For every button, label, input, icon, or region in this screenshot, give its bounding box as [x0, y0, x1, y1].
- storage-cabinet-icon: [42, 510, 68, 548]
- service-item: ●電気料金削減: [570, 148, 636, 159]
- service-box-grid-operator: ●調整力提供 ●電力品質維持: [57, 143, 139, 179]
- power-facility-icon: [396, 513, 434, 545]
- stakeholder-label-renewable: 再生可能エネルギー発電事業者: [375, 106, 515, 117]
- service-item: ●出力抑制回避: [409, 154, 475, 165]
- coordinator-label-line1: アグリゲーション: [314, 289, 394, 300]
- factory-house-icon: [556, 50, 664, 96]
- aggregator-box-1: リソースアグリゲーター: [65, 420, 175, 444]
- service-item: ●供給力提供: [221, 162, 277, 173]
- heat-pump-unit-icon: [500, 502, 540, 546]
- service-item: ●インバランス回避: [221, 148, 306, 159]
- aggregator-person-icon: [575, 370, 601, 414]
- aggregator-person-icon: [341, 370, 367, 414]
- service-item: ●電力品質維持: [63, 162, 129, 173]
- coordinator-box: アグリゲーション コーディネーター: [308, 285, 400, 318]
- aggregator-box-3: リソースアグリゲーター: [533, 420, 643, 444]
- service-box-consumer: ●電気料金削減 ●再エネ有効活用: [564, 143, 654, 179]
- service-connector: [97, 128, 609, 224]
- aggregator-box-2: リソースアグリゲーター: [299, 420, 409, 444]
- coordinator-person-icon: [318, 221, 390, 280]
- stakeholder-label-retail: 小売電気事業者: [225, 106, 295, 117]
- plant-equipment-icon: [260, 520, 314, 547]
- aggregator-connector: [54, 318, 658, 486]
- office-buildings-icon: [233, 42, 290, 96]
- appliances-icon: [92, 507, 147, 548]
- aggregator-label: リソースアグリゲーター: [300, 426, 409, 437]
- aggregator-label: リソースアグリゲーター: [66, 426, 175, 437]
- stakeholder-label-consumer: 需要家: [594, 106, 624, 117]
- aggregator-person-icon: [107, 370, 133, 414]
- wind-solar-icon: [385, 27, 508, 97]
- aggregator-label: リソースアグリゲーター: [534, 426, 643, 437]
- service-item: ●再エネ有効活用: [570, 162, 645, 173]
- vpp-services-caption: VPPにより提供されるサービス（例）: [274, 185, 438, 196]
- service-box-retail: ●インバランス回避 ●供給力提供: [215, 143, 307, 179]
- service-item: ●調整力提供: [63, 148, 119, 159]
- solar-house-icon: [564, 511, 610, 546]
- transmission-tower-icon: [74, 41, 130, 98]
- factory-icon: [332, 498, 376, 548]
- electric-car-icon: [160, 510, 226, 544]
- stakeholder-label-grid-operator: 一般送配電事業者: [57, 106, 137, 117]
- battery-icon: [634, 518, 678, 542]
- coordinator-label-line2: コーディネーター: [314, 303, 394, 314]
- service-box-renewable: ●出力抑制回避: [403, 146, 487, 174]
..........
■ Required task ■
Quote all of the material above line for line, without changing a single character.

■ Result ■
For every button, label, input, icon, or region in this screenshot, give its bounding box as [x0, y0, x1, y1].
- storage-cabinet-icon: [42, 510, 68, 548]
- service-item: ●電気料金削減: [570, 148, 636, 159]
- service-box-grid-operator: ●調整力提供 ●電力品質維持: [57, 143, 139, 179]
- power-facility-icon: [396, 513, 434, 545]
- stakeholder-label-renewable: 再生可能エネルギー発電事業者: [375, 106, 515, 117]
- service-item: ●出力抑制回避: [409, 154, 475, 165]
- coordinator-label-line1: アグリゲーション: [314, 289, 394, 300]
- factory-house-icon: [556, 50, 664, 96]
- aggregator-box-1: リソースアグリゲーター: [65, 420, 175, 444]
- service-item: ●供給力提供: [221, 162, 277, 173]
- heat-pump-unit-icon: [500, 502, 540, 546]
- service-item: ●インバランス回避: [221, 148, 306, 159]
- aggregator-person-icon: [575, 370, 601, 414]
- aggregator-person-icon: [341, 370, 367, 414]
- service-item: ●電力品質維持: [63, 162, 129, 173]
- coordinator-box: アグリゲーション コーディネーター: [308, 285, 400, 318]
- aggregator-box-3: リソースアグリゲーター: [533, 420, 643, 444]
- service-box-consumer: ●電気料金削減 ●再エネ有効活用: [564, 143, 654, 179]
- service-connector: [97, 128, 609, 224]
- aggregator-box-2: リソースアグリゲーター: [299, 420, 409, 444]
- coordinator-person-icon: [318, 221, 390, 280]
- stakeholder-label-retail: 小売電気事業者: [225, 106, 295, 117]
- plant-equipment-icon: [260, 520, 314, 547]
- aggregator-connector: [54, 318, 658, 486]
- office-buildings-icon: [233, 42, 290, 96]
- appliances-icon: [92, 507, 147, 548]
- aggregator-label: リソースアグリゲーター: [300, 426, 409, 437]
- aggregator-label: リソースアグリゲーター: [66, 426, 175, 437]
- stakeholder-label-consumer: 需要家: [594, 106, 624, 117]
- aggregator-person-icon: [107, 370, 133, 414]
- wind-solar-icon: [385, 27, 508, 97]
- aggregator-label: リソースアグリゲーター: [534, 426, 643, 437]
- service-item: ●再エネ有効活用: [570, 162, 645, 173]
- vpp-services-caption: VPPにより提供されるサービス（例）: [274, 185, 438, 196]
- service-box-retail: ●インバランス回避 ●供給力提供: [215, 143, 307, 179]
- service-item: ●調整力提供: [63, 148, 119, 159]
- solar-house-icon: [564, 511, 610, 546]
- transmission-tower-icon: [74, 41, 130, 98]
- factory-icon: [332, 498, 376, 548]
- electric-car-icon: [160, 510, 226, 544]
- stakeholder-label-grid-operator: 一般送配電事業者: [57, 106, 137, 117]
- battery-icon: [634, 518, 678, 542]
- coordinator-label-line2: コーディネーター: [314, 303, 394, 314]
- service-box-renewable: ●出力抑制回避: [403, 146, 487, 174]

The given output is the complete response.